* **What is being asked**: Output every entry exactly as written.

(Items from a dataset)
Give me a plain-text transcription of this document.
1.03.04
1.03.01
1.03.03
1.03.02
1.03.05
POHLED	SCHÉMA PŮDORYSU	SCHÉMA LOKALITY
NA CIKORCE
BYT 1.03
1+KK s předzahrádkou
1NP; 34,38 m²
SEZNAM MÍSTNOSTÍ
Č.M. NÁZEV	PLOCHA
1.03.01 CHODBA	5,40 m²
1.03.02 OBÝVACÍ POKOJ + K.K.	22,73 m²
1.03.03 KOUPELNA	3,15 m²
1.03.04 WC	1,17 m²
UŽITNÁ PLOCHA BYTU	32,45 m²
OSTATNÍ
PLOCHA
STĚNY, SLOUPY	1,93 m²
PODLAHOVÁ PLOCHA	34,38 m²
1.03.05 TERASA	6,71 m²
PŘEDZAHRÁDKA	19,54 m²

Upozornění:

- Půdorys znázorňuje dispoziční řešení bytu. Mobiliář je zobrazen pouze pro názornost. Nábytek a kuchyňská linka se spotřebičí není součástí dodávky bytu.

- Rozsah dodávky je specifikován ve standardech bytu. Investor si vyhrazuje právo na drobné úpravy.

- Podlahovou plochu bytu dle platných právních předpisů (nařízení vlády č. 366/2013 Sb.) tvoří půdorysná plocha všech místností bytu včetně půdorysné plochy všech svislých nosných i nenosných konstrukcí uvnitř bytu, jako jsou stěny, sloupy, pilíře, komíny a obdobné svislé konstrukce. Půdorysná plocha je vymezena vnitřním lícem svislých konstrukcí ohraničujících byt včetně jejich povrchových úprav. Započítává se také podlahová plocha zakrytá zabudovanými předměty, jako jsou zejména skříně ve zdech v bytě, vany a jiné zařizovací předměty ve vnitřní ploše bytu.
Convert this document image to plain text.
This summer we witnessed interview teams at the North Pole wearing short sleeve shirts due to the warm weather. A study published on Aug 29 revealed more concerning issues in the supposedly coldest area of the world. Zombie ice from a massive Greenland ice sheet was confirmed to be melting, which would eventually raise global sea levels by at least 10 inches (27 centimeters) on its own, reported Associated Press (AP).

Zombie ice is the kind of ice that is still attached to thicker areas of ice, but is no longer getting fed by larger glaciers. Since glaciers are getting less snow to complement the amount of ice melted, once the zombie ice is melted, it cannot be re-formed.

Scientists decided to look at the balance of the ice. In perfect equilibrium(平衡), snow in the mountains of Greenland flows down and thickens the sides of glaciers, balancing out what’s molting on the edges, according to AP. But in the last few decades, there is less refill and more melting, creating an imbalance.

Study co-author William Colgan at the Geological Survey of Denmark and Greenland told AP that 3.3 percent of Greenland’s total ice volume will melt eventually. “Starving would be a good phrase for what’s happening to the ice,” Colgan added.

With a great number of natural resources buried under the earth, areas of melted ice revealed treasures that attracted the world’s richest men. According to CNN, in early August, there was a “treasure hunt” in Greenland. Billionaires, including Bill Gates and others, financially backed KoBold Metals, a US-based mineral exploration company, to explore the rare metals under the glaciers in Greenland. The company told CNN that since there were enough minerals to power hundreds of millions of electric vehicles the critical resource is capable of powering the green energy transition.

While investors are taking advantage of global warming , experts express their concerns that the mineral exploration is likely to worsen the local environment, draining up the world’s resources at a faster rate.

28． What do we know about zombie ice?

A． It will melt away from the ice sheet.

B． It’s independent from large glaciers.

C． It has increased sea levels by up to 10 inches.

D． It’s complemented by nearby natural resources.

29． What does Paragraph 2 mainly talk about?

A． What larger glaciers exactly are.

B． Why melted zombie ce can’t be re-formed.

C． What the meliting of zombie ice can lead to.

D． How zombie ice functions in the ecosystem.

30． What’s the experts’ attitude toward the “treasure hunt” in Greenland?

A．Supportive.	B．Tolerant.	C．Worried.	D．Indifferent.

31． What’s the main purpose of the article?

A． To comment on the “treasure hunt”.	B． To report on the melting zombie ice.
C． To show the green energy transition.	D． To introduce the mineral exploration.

* **Output of the exercise**:
Give me a plain-text transcription of this document.
1.03.04
1.03.01
1.03.03
1.03.02
1.03.05
POHLED	SCHÉMA PŮDORYSU	SCHÉMA LOKALITY
NA CIKORCE
BYT 1.03
1+KK s předzahrádkou
1NP; 34,38 m²
SEZNAM MÍSTNOSTÍ
Č.M. NÁZEV	PLOCHA
1.03.01 CHODBA	5,40 m²
1.03.02 OBÝVACÍ POKOJ + K.K.	22,73 m²
1.03.03 KOUPELNA	3,15 m²
1.03.04 WC	1,17 m²
UŽITNÁ PLOCHA BYTU	32,45 m²
OSTATNÍ
PLOCHA
STĚNY, SLOUPY	1,93 m²
PODLAHOVÁ PLOCHA	34,38 m²
1.03.05 TERASA	6,71 m²
PŘEDZAHRÁDKA	19,54 m²

Upozornění:

- Půdorys znázorňuje dispoziční řešení bytu. Mobiliář je zobrazen pouze pro názornost. Nábytek a kuchyňská linka se spotřebičí není součástí dodávky bytu.

- Rozsah dodávky je specifikován ve standardech bytu. Investor si vyhrazuje právo na drobné úpravy.

- Podlahovou plochu bytu dle platných právních předpisů (nařízení vlády č. 366/2013 Sb.) tvoří půdorysná plocha všech místností bytu včetně půdorysné plochy všech svislých nosných i nenosných konstrukcí uvnitř bytu, jako jsou stěny, sloupy, pilíře, komíny a obdobné svislé konstrukce. Půdorysná plocha je vymezena vnitřním lícem svislých konstrukcí ohraničujících byt včetně jejich povrchových úprav. Započítává se také podlahová plocha zakrytá zabudovanými předměty, jako jsou zejména skříně ve zdech v bytě, vany a jiné zařizovací předměty ve vnitřní ploše bytu.
Convert this document image to plain text.
This summer we witnessed interview teams at the North Pole wearing short sleeve shirts due to the warm weather. A study published on Aug 29 revealed more concerning issues in the supposedly coldest area of the world. Zombie ice from a massive Greenland ice sheet was confirmed to be melting, which would eventually raise global sea levels by at least 10 inches (27 centimeters) on its own, reported Associated Press (AP).

Zombie ice is the kind of ice that is still attached to thicker areas of ice, but is no longer getting fed by larger glaciers. Since glaciers are getting less snow to complement the amount of ice melted, once the zombie ice is melted, it cannot be re-formed.

Scientists decided to look at the balance of the ice. In perfect equilibrium(平衡), snow in the mountains of Greenland flows down and thickens the sides of glaciers, balancing out what’s molting on the edges, according to AP. But in the last few decades, there is less refill and more melting, creating an imbalance.

Study co-author William Colgan at the Geological Survey of Denmark and Greenland told AP that 3.3 percent of Greenland’s total ice volume will melt eventually. “Starving would be a good phrase for what’s happening to the ice,” Colgan added.

With a great number of natural resources buried under the earth, areas of melted ice revealed treasures that attracted the world’s richest men. According to CNN, in early August, there was a “treasure hunt” in Greenland. Billionaires, including Bill Gates and others, financially backed KoBold Metals, a US-based mineral exploration company, to explore the rare metals under the glaciers in Greenland. The company told CNN that since there were enough minerals to power hundreds of millions of electric vehicles the critical resource is capable of powering the green energy transition.

While investors are taking advantage of global warming , experts express their concerns that the mineral exploration is likely to worsen the local environment, draining up the world’s resources at a faster rate.

28． What do we know about zombie ice?

A． It will melt away from the ice sheet.

B． It’s independent from large glaciers.

C． It has increased sea levels by up to 10 inches.

D． It’s complemented by nearby natural resources.

29． What does Paragraph 2 mainly talk about?

A． What larger glaciers exactly are.

B． Why melted zombie ce can’t be re-formed.

C． What the meliting of zombie ice can lead to.

D． How zombie ice functions in the ecosystem.

30． What’s the experts’ attitude toward the “treasure hunt” in Greenland?

A．Supportive.	B．Tolerant.	C．Worried.	D．Indifferent.

31． What’s the main purpose of the article?

A． To comment on the “treasure hunt”.	B． To report on the melting zombie ice.
C． To show the green energy transition.	D． To introduce the mineral exploration.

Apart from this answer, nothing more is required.